### WHAT YOU HAVE TO DO:
All lines featuring the string "Abkommen" are to be listed.

--- --- ---

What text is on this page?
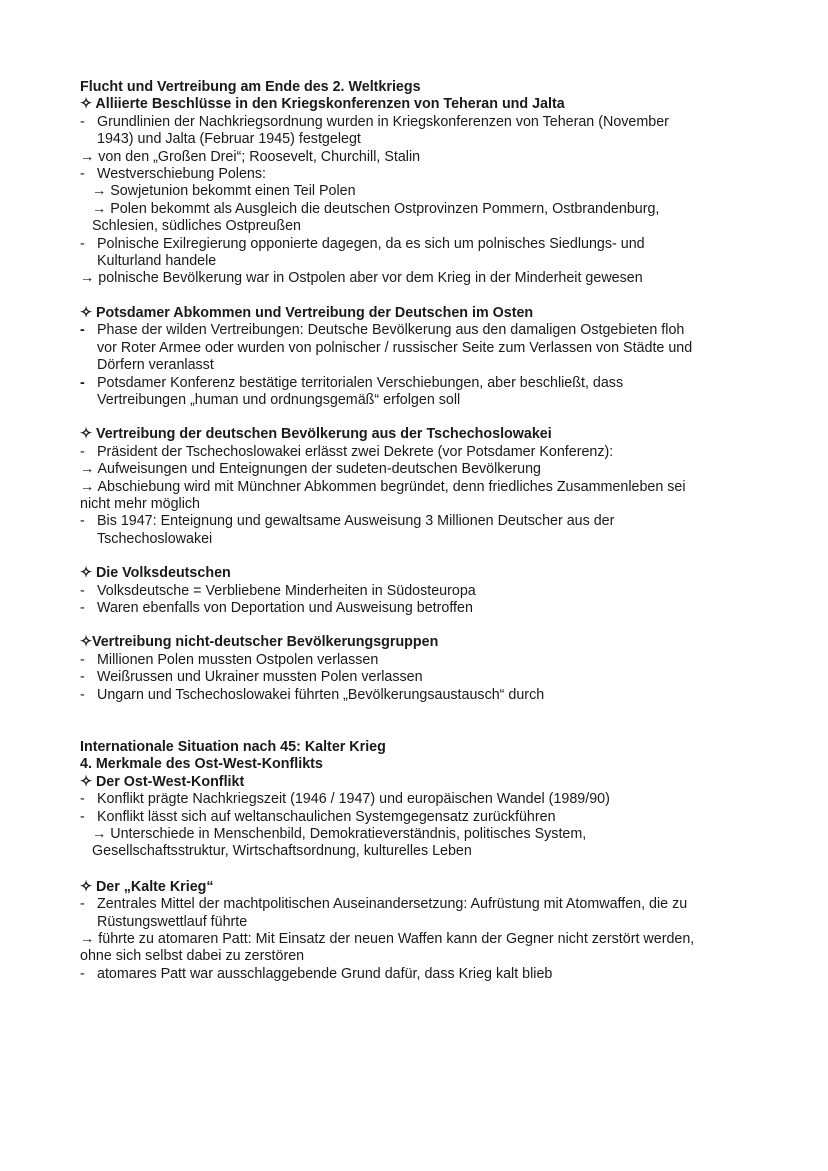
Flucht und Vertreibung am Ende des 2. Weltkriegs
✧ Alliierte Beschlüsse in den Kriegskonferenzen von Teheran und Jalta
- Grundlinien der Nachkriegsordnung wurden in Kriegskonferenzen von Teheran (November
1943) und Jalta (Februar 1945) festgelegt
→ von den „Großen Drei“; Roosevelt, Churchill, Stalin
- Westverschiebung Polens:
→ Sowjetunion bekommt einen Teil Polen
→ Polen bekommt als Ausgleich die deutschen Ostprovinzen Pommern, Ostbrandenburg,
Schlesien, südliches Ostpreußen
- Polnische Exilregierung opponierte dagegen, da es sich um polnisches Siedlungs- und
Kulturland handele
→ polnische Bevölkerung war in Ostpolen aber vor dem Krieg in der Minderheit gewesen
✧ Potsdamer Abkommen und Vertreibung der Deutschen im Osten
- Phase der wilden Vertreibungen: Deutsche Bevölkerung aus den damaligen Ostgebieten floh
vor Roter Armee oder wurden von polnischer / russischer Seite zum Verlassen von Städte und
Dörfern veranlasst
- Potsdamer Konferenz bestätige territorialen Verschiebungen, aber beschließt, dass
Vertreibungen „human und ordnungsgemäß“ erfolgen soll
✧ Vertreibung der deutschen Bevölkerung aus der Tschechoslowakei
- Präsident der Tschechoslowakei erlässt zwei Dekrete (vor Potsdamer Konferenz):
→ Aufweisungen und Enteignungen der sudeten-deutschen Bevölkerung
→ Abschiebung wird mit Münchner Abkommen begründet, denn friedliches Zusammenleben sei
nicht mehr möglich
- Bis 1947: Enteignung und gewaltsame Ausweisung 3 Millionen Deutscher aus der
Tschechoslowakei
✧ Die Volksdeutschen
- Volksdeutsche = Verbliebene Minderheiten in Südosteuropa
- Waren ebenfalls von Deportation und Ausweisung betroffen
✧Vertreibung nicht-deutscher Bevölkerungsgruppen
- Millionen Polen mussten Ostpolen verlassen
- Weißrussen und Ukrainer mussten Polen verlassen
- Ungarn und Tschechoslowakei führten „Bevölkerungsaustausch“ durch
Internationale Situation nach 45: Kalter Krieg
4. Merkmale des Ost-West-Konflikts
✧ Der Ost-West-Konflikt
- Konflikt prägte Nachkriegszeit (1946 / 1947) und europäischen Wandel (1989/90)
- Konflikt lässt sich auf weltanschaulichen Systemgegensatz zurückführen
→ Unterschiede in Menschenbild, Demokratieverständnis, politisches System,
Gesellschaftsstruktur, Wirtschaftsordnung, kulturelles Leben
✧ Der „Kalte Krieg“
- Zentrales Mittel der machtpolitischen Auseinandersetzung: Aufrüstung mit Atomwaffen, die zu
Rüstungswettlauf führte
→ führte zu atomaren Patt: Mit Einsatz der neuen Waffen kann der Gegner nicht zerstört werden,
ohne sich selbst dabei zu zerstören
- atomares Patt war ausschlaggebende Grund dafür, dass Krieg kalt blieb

--- --- ---

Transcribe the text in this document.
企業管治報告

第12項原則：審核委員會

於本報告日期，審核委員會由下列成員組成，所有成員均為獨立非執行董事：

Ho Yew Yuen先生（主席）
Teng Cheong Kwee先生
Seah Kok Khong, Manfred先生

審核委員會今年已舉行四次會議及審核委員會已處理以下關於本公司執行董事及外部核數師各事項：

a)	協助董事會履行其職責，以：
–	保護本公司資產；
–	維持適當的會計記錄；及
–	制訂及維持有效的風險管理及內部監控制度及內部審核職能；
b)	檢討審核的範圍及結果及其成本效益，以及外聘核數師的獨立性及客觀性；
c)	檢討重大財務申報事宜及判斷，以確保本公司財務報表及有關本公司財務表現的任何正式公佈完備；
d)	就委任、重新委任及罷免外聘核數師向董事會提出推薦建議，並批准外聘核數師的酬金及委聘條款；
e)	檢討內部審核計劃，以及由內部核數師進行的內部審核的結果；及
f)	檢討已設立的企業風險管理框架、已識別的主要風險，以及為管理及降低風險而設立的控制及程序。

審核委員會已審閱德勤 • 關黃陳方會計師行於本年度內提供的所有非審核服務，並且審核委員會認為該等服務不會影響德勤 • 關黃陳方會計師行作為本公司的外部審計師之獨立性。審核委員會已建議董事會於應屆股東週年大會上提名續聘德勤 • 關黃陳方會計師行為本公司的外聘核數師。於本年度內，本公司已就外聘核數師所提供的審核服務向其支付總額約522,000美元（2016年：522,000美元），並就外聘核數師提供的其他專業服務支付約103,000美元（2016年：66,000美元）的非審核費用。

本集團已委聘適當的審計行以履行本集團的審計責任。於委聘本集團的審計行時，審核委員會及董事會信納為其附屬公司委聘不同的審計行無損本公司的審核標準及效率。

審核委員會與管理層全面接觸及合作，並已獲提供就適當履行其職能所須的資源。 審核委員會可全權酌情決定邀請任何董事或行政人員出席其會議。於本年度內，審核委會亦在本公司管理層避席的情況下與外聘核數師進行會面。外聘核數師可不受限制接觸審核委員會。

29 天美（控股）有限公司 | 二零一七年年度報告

--- --- ---

### RIGHT ANSWER:
✧ Potsdamer Abkommen und Vertreibung der Deutschen im Osten
→ Abschiebung wird mit Münchner Abkommen begründet, denn friedliches Zusammenleben sei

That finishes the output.